### Given instruction:
Below are records to be output exactly, every one of them.

== Material for this task ==

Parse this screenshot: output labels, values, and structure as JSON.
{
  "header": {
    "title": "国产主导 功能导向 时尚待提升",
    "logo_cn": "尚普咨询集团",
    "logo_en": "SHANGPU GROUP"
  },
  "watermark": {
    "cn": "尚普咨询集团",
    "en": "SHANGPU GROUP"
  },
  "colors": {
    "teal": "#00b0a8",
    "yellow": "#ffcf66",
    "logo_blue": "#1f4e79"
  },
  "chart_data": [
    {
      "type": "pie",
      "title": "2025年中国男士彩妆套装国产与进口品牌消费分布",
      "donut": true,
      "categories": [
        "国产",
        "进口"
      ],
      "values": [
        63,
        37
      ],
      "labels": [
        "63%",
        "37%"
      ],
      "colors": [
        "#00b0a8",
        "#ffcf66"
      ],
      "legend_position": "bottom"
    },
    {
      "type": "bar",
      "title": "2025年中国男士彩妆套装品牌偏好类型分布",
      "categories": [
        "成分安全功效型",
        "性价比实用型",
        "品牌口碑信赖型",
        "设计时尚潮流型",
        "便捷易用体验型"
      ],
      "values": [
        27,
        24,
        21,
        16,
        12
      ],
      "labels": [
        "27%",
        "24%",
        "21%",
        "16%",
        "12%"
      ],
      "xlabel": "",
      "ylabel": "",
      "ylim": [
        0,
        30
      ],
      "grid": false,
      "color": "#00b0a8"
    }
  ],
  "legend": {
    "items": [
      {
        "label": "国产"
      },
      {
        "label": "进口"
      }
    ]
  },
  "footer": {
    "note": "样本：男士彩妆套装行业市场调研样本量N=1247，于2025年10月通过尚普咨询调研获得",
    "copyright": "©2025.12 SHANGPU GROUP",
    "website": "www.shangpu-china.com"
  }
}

===

### Expected answer:
Parse this screenshot: output labels, values, and structure as JSON.
{
  "header": {
    "title": "国产主导 功能导向 时尚待提升",
    "logo_cn": "尚普咨询集团",
    "logo_en": "SHANGPU GROUP"
  },
  "watermark": {
    "cn": "尚普咨询集团",
    "en": "SHANGPU GROUP"
  },
  "colors": {
    "teal": "#00b0a8",
    "yellow": "#ffcf66",
    "logo_blue": "#1f4e79"
  },
  "chart_data": [
    {
      "type": "pie",
      "title": "2025年中国男士彩妆套装国产与进口品牌消费分布",
      "donut": true,
      "categories": [
        "国产",
        "进口"
      ],
      "values": [
        63,
        37
      ],
      "labels": [
        "63%",
        "37%"
      ],
      "colors": [
        "#00b0a8",
        "#ffcf66"
      ],
      "legend_position": "bottom"
    },
    {
      "type": "bar",
      "title": "2025年中国男士彩妆套装品牌偏好类型分布",
      "categories": [
        "成分安全功效型",
        "性价比实用型",
        "品牌口碑信赖型",
        "设计时尚潮流型",
        "便捷易用体验型"
      ],
      "values": [
        27,
        24,
        21,
        16,
        12
      ],
      "labels": [
        "27%",
        "24%",
        "21%",
        "16%",
        "12%"
      ],
      "xlabel": "",
      "ylabel": "",
      "ylim": [
        0,
        30
      ],
      "grid": false,
      "color": "#00b0a8"
    }
  ],
  "legend": {
    "items": [
      {
        "label": "国产"
      },
      {
        "label": "进口"
      }
    ]
  },
  "footer": {
    "note": "样本：男士彩妆套装行业市场调研样本量N=1247，于2025年10月通过尚普咨询调研获得",
    "copyright": "©2025.12 SHANGPU GROUP",
    "website": "www.shangpu-china.com"
  }
}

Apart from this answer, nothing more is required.